[To do] Write out the whole of the material exactly.

[Task material]
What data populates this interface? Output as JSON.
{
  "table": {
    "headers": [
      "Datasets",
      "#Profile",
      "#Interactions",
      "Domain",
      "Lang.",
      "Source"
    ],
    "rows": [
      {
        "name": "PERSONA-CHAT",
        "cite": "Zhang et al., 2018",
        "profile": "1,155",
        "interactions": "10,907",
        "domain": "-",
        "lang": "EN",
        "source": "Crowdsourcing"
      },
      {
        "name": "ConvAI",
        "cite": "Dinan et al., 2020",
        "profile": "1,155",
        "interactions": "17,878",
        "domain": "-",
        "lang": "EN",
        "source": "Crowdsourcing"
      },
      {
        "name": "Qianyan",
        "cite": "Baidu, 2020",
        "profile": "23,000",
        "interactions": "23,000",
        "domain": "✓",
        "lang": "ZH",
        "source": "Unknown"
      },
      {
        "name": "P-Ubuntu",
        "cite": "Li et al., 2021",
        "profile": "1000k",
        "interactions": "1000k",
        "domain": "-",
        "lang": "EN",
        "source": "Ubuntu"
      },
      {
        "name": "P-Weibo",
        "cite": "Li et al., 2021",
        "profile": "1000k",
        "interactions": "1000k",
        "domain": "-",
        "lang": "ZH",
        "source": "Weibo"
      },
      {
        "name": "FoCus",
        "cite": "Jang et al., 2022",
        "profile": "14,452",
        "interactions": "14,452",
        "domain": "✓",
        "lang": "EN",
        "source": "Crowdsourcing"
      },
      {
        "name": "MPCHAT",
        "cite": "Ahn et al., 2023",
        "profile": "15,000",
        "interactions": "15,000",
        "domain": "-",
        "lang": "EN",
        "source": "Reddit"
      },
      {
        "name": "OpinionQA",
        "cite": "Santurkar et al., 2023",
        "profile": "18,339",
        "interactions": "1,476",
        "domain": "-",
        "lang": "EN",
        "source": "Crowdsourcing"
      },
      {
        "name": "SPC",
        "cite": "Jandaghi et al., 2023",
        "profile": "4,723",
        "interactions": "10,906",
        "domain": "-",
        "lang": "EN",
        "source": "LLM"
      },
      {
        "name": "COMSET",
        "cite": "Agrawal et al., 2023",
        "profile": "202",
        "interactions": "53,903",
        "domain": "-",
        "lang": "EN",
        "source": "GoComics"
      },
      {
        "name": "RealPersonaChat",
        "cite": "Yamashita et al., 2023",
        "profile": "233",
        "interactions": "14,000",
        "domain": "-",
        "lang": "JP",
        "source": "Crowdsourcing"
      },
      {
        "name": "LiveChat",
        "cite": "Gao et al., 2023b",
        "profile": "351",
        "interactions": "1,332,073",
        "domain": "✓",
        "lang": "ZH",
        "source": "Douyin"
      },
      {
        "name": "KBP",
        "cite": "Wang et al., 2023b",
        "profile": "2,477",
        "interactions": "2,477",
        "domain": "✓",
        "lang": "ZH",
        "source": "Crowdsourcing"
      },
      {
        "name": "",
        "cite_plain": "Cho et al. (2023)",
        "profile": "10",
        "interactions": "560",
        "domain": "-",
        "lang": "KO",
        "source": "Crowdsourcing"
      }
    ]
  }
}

[Response below]
What data populates this interface? Output as JSON.
{
  "table": {
    "headers": [
      "Datasets",
      "#Profile",
      "#Interactions",
      "Domain",
      "Lang.",
      "Source"
    ],
    "rows": [
      {
        "name": "PERSONA-CHAT",
        "cite": "Zhang et al., 2018",
        "profile": "1,155",
        "interactions": "10,907",
        "domain": "-",
        "lang": "EN",
        "source": "Crowdsourcing"
      },
      {
        "name": "ConvAI",
        "cite": "Dinan et al., 2020",
        "profile": "1,155",
        "interactions": "17,878",
        "domain": "-",
        "lang": "EN",
        "source": "Crowdsourcing"
      },
      {
        "name": "Qianyan",
        "cite": "Baidu, 2020",
        "profile": "23,000",
        "interactions": "23,000",
        "domain": "✓",
        "lang": "ZH",
        "source": "Unknown"
      },
      {
        "name": "P-Ubuntu",
        "cite": "Li et al., 2021",
        "profile": "1000k",
        "interactions": "1000k",
        "domain": "-",
        "lang": "EN",
        "source": "Ubuntu"
      },
      {
        "name": "P-Weibo",
        "cite": "Li et al., 2021",
        "profile": "1000k",
        "interactions": "1000k",
        "domain": "-",
        "lang": "ZH",
        "source": "Weibo"
      },
      {
        "name": "FoCus",
        "cite": "Jang et al., 2022",
        "profile": "14,452",
        "interactions": "14,452",
        "domain": "✓",
        "lang": "EN",
        "source": "Crowdsourcing"
      },
      {
        "name": "MPCHAT",
        "cite": "Ahn et al., 2023",
        "profile": "15,000",
        "interactions": "15,000",
        "domain": "-",
        "lang": "EN",
        "source": "Reddit"
      },
      {
        "name": "OpinionQA",
        "cite": "Santurkar et al., 2023",
        "profile": "18,339",
        "interactions": "1,476",
        "domain": "-",
        "lang": "EN",
        "source": "Crowdsourcing"
      },
      {
        "name": "SPC",
        "cite": "Jandaghi et al., 2023",
        "profile": "4,723",
        "interactions": "10,906",
        "domain": "-",
        "lang": "EN",
        "source": "LLM"
      },
      {
        "name": "COMSET",
        "cite": "Agrawal et al., 2023",
        "profile": "202",
        "interactions": "53,903",
        "domain": "-",
        "lang": "EN",
        "source": "GoComics"
      },
      {
        "name": "RealPersonaChat",
        "cite": "Yamashita et al., 2023",
        "profile": "233",
        "interactions": "14,000",
        "domain": "-",
        "lang": "JP",
        "source": "Crowdsourcing"
      },
      {
        "name": "LiveChat",
        "cite": "Gao et al., 2023b",
        "profile": "351",
        "interactions": "1,332,073",
        "domain": "✓",
        "lang": "ZH",
        "source": "Douyin"
      },
      {
        "name": "KBP",
        "cite": "Wang et al., 2023b",
        "profile": "2,477",
        "interactions": "2,477",
        "domain": "✓",
        "lang": "ZH",
        "source": "Crowdsourcing"
      },
      {
        "name": "",
        "cite_plain": "Cho et al. (2023)",
        "profile": "10",
        "interactions": "560",
        "domain": "-",
        "lang": "KO",
        "source": "Crowdsourcing"
      }
    ]
  }
}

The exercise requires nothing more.